* [TASK TO CARRY OUT] Return every record exactly as written.

* [ITEMS]
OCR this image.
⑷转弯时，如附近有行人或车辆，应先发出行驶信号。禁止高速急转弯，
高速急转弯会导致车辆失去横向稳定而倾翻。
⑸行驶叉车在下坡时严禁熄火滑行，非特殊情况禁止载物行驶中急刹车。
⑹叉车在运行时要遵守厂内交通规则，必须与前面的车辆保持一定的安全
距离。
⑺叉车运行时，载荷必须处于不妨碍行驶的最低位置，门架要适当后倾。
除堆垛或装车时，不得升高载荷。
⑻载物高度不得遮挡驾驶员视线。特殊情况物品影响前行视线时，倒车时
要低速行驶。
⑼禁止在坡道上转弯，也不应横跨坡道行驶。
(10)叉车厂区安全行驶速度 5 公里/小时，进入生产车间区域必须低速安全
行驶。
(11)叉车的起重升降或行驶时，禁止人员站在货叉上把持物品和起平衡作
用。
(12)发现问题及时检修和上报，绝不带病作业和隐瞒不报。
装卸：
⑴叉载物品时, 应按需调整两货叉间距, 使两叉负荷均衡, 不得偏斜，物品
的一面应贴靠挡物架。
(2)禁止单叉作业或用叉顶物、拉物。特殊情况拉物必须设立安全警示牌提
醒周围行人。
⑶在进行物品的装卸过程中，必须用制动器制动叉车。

* [OUTPUT OF THE TASK]
OCR this image.
⑷转弯时，如附近有行人或车辆，应先发出行驶信号。禁止高速急转弯，
高速急转弯会导致车辆失去横向稳定而倾翻。
⑸行驶叉车在下坡时严禁熄火滑行，非特殊情况禁止载物行驶中急刹车。
⑹叉车在运行时要遵守厂内交通规则，必须与前面的车辆保持一定的安全
距离。
⑺叉车运行时，载荷必须处于不妨碍行驶的最低位置，门架要适当后倾。
除堆垛或装车时，不得升高载荷。
⑻载物高度不得遮挡驾驶员视线。特殊情况物品影响前行视线时，倒车时
要低速行驶。
⑼禁止在坡道上转弯，也不应横跨坡道行驶。
(10)叉车厂区安全行驶速度 5 公里/小时，进入生产车间区域必须低速安全
行驶。
(11)叉车的起重升降或行驶时，禁止人员站在货叉上把持物品和起平衡作
用。
(12)发现问题及时检修和上报，绝不带病作业和隐瞒不报。
装卸：
⑴叉载物品时, 应按需调整两货叉间距, 使两叉负荷均衡, 不得偏斜，物品
的一面应贴靠挡物架。
(2)禁止单叉作业或用叉顶物、拉物。特殊情况拉物必须设立安全警示牌提
醒周围行人。
⑶在进行物品的装卸过程中，必须用制动器制动叉车。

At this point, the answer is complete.